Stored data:
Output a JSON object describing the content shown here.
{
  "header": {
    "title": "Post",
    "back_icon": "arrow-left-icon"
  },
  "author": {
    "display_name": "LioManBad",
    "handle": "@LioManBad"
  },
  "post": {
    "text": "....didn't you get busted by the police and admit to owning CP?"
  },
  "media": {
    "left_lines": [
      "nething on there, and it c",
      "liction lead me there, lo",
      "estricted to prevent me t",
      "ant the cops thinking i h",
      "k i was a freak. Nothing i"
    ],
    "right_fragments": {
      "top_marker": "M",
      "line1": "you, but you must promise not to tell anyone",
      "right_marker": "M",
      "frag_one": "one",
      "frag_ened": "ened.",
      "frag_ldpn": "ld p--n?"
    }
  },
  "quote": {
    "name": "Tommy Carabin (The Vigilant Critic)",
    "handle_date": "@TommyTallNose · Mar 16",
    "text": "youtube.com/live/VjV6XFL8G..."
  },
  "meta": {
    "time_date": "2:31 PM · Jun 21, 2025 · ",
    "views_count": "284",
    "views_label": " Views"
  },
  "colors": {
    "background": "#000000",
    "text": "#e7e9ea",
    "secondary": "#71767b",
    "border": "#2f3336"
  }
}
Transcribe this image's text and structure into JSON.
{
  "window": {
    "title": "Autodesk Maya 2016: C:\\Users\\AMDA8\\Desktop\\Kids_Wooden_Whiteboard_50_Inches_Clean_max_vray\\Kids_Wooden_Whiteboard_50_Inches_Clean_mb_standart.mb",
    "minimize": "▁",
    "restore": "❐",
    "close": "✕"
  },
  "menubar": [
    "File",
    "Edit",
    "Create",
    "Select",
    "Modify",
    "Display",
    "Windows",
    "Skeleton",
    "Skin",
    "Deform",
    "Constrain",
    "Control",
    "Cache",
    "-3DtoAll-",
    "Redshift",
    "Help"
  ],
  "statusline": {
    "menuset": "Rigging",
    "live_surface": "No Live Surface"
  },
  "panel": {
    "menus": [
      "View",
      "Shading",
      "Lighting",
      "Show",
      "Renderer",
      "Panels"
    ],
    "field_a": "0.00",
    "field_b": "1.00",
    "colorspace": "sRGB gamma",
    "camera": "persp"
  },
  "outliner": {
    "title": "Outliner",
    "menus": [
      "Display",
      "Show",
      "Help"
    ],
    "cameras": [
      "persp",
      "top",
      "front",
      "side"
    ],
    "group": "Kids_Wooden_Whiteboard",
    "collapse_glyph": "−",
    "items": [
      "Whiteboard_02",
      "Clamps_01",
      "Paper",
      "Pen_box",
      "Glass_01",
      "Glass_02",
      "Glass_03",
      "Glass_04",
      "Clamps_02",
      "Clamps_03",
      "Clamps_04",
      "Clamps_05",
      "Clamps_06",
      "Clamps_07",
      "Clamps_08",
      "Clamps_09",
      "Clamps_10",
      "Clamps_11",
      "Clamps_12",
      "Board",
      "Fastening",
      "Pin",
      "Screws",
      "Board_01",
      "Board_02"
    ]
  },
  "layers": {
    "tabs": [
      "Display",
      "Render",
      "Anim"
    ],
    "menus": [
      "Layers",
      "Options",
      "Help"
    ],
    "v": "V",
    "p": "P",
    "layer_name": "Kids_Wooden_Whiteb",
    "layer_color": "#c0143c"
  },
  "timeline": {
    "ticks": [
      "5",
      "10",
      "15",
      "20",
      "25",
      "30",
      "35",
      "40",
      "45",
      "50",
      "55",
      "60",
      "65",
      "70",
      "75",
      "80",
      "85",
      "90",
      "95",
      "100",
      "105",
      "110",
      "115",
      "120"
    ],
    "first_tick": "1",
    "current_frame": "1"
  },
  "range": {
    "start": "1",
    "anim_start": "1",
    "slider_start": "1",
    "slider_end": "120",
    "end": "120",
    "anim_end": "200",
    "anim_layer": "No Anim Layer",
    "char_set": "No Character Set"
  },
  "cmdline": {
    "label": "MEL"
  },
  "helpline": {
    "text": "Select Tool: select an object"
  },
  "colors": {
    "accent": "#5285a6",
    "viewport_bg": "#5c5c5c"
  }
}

# Goal of the exercise
Quote the listing in full, please, keeping every line exact.

# Solution for this problem
Output a JSON object describing the content shown here.
{
  "header": {
    "title": "Post",
    "back_icon": "arrow-left-icon"
  },
  "author": {
    "display_name": "LioManBad",
    "handle": "@LioManBad"
  },
  "post": {
    "text": "....didn't you get busted by the police and admit to owning CP?"
  },
  "media": {
    "left_lines": [
      "nething on there, and it c",
      "liction lead me there, lo",
      "estricted to prevent me t",
      "ant the cops thinking i h",
      "k i was a freak. Nothing i"
    ],
    "right_fragments": {
      "top_marker": "M",
      "line1": "you, but you must promise not to tell anyone",
      "right_marker": "M",
      "frag_one": "one",
      "frag_ened": "ened.",
      "frag_ldpn": "ld p--n?"
    }
  },
  "quote": {
    "name": "Tommy Carabin (The Vigilant Critic)",
    "handle_date": "@TommyTallNose · Mar 16",
    "text": "youtube.com/live/VjV6XFL8G..."
  },
  "meta": {
    "time_date": "2:31 PM · Jun 21, 2025 · ",
    "views_count": "284",
    "views_label": " Views"
  },
  "colors": {
    "background": "#000000",
    "text": "#e7e9ea",
    "secondary": "#71767b",
    "border": "#2f3336"
  }
}
Transcribe this image's text and structure into JSON.
{
  "window": {
    "title": "Autodesk Maya 2016: C:\\Users\\AMDA8\\Desktop\\Kids_Wooden_Whiteboard_50_Inches_Clean_max_vray\\Kids_Wooden_Whiteboard_50_Inches_Clean_mb_standart.mb",
    "minimize": "▁",
    "restore": "❐",
    "close": "✕"
  },
  "menubar": [
    "File",
    "Edit",
    "Create",
    "Select",
    "Modify",
    "Display",
    "Windows",
    "Skeleton",
    "Skin",
    "Deform",
    "Constrain",
    "Control",
    "Cache",
    "-3DtoAll-",
    "Redshift",
    "Help"
  ],
  "statusline": {
    "menuset": "Rigging",
    "live_surface": "No Live Surface"
  },
  "panel": {
    "menus": [
      "View",
      "Shading",
      "Lighting",
      "Show",
      "Renderer",
      "Panels"
    ],
    "field_a": "0.00",
    "field_b": "1.00",
    "colorspace": "sRGB gamma",
    "camera": "persp"
  },
  "outliner": {
    "title": "Outliner",
    "menus": [
      "Display",
      "Show",
      "Help"
    ],
    "cameras": [
      "persp",
      "top",
      "front",
      "side"
    ],
    "group": "Kids_Wooden_Whiteboard",
    "collapse_glyph": "−",
    "items": [
      "Whiteboard_02",
      "Clamps_01",
      "Paper",
      "Pen_box",
      "Glass_01",
      "Glass_02",
      "Glass_03",
      "Glass_04",
      "Clamps_02",
      "Clamps_03",
      "Clamps_04",
      "Clamps_05",
      "Clamps_06",
      "Clamps_07",
      "Clamps_08",
      "Clamps_09",
      "Clamps_10",
      "Clamps_11",
      "Clamps_12",
      "Board",
      "Fastening",
      "Pin",
      "Screws",
      "Board_01",
      "Board_02"
    ]
  },
  "layers": {
    "tabs": [
      "Display",
      "Render",
      "Anim"
    ],
    "menus": [
      "Layers",
      "Options",
      "Help"
    ],
    "v": "V",
    "p": "P",
    "layer_name": "Kids_Wooden_Whiteb",
    "layer_color": "#c0143c"
  },
  "timeline": {
    "ticks": [
      "5",
      "10",
      "15",
      "20",
      "25",
      "30",
      "35",
      "40",
      "45",
      "50",
      "55",
      "60",
      "65",
      "70",
      "75",
      "80",
      "85",
      "90",
      "95",
      "100",
      "105",
      "110",
      "115",
      "120"
    ],
    "first_tick": "1",
    "current_frame": "1"
  },
  "range": {
    "start": "1",
    "anim_start": "1",
    "slider_start": "1",
    "slider_end": "120",
    "end": "120",
    "anim_end": "200",
    "anim_layer": "No Anim Layer",
    "char_set": "No Character Set"
  },
  "cmdline": {
    "label": "MEL"
  },
  "helpline": {
    "text": "Select Tool: select an object"
  },
  "colors": {
    "accent": "#5285a6",
    "viewport_bg": "#5c5c5c"
  }
}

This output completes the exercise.